Directive
Retype all of the material below line for line, keeping every character unchanged.

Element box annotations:
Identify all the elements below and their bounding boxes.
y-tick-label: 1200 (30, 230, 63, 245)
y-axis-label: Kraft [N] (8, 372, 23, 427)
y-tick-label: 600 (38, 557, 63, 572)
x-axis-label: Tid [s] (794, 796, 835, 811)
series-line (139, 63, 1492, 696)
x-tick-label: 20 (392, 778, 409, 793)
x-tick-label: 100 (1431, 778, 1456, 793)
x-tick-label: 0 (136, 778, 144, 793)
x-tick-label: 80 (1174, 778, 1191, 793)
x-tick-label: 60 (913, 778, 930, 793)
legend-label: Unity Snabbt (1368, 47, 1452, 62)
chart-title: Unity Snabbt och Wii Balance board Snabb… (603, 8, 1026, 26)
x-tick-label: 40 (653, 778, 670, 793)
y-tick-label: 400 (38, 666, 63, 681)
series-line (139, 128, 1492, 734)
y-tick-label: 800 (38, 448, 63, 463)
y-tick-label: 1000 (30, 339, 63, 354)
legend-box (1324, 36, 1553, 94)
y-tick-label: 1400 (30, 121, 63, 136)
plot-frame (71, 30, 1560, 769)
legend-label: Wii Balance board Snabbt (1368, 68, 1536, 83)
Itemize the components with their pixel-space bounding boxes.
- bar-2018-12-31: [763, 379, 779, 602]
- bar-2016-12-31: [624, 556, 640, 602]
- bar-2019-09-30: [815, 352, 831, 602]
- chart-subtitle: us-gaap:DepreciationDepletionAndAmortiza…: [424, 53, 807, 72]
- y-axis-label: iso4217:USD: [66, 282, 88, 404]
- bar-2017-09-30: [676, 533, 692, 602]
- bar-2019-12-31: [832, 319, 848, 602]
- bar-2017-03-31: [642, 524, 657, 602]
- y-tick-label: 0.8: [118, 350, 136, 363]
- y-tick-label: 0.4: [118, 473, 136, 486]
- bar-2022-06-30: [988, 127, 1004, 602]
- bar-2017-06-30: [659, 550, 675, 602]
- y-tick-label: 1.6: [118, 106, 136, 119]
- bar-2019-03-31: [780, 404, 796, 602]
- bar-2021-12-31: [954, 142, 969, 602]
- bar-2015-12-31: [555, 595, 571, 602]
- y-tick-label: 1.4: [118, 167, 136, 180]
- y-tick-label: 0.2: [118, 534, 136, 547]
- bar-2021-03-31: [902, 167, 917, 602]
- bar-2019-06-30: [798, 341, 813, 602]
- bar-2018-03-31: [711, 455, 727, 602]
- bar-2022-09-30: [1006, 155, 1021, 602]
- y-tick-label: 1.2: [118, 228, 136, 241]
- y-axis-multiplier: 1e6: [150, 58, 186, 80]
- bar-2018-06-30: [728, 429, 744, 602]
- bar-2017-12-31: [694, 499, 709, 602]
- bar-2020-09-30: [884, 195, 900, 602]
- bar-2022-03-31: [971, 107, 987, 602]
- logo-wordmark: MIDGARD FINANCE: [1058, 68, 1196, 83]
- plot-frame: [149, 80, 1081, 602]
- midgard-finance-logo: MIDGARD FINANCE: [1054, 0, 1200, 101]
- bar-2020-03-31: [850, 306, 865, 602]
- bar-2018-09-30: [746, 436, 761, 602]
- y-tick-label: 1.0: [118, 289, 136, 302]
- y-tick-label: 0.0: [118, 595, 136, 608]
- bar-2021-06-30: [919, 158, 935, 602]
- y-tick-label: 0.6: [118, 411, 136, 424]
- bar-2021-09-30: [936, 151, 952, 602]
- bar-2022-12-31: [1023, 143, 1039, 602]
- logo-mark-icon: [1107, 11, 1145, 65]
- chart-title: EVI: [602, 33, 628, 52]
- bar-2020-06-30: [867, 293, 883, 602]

Answer to the problem
Identify all the elements below and their bounding boxes.
y-tick-label: 1200 (30, 230, 63, 245)
y-axis-label: Kraft [N] (8, 372, 23, 427)
y-tick-label: 600 (38, 557, 63, 572)
x-axis-label: Tid [s] (794, 796, 835, 811)
series-line (139, 63, 1492, 696)
x-tick-label: 20 (392, 778, 409, 793)
x-tick-label: 100 (1431, 778, 1456, 793)
x-tick-label: 0 (136, 778, 144, 793)
x-tick-label: 80 (1174, 778, 1191, 793)
x-tick-label: 60 (913, 778, 930, 793)
legend-label: Unity Snabbt (1368, 47, 1452, 62)
chart-title: Unity Snabbt och Wii Balance board Snabb… (603, 8, 1026, 26)
x-tick-label: 40 (653, 778, 670, 793)
y-tick-label: 400 (38, 666, 63, 681)
series-line (139, 128, 1492, 734)
y-tick-label: 800 (38, 448, 63, 463)
y-tick-label: 1000 (30, 339, 63, 354)
legend-box (1324, 36, 1553, 94)
y-tick-label: 1400 (30, 121, 63, 136)
plot-frame (71, 30, 1560, 769)
legend-label: Wii Balance board Snabbt (1368, 68, 1536, 83)
Itemize the components with their pixel-space bounding boxes.
- bar-2018-12-31: [763, 379, 779, 602]
- bar-2016-12-31: [624, 556, 640, 602]
- bar-2019-09-30: [815, 352, 831, 602]
- chart-subtitle: us-gaap:DepreciationDepletionAndAmortiza…: [424, 53, 807, 72]
- y-axis-label: iso4217:USD: [66, 282, 88, 404]
- bar-2017-09-30: [676, 533, 692, 602]
- bar-2019-12-31: [832, 319, 848, 602]
- bar-2017-03-31: [642, 524, 657, 602]
- y-tick-label: 0.8: [118, 350, 136, 363]
- y-tick-label: 0.4: [118, 473, 136, 486]
- bar-2022-06-30: [988, 127, 1004, 602]
- bar-2017-06-30: [659, 550, 675, 602]
- y-tick-label: 1.6: [118, 106, 136, 119]
- bar-2019-03-31: [780, 404, 796, 602]
- bar-2021-12-31: [954, 142, 969, 602]
- bar-2015-12-31: [555, 595, 571, 602]
- y-tick-label: 1.4: [118, 167, 136, 180]
- y-tick-label: 0.2: [118, 534, 136, 547]
- bar-2021-03-31: [902, 167, 917, 602]
- bar-2019-06-30: [798, 341, 813, 602]
- bar-2018-03-31: [711, 455, 727, 602]
- bar-2022-09-30: [1006, 155, 1021, 602]
- y-tick-label: 1.2: [118, 228, 136, 241]
- y-axis-multiplier: 1e6: [150, 58, 186, 80]
- bar-2018-06-30: [728, 429, 744, 602]
- bar-2017-12-31: [694, 499, 709, 602]
- bar-2020-09-30: [884, 195, 900, 602]
- bar-2022-03-31: [971, 107, 987, 602]
- logo-wordmark: MIDGARD FINANCE: [1058, 68, 1196, 83]
- plot-frame: [149, 80, 1081, 602]
- midgard-finance-logo: MIDGARD FINANCE: [1054, 0, 1200, 101]
- bar-2020-03-31: [850, 306, 865, 602]
- bar-2018-09-30: [746, 436, 761, 602]
- y-tick-label: 1.0: [118, 289, 136, 302]
- y-tick-label: 0.0: [118, 595, 136, 608]
- bar-2021-06-30: [919, 158, 935, 602]
- y-tick-label: 0.6: [118, 411, 136, 424]
- bar-2021-09-30: [936, 151, 952, 602]
- bar-2022-12-31: [1023, 143, 1039, 602]
- logo-mark-icon: [1107, 11, 1145, 65]
- chart-title: EVI: [602, 33, 628, 52]
- bar-2020-06-30: [867, 293, 883, 602]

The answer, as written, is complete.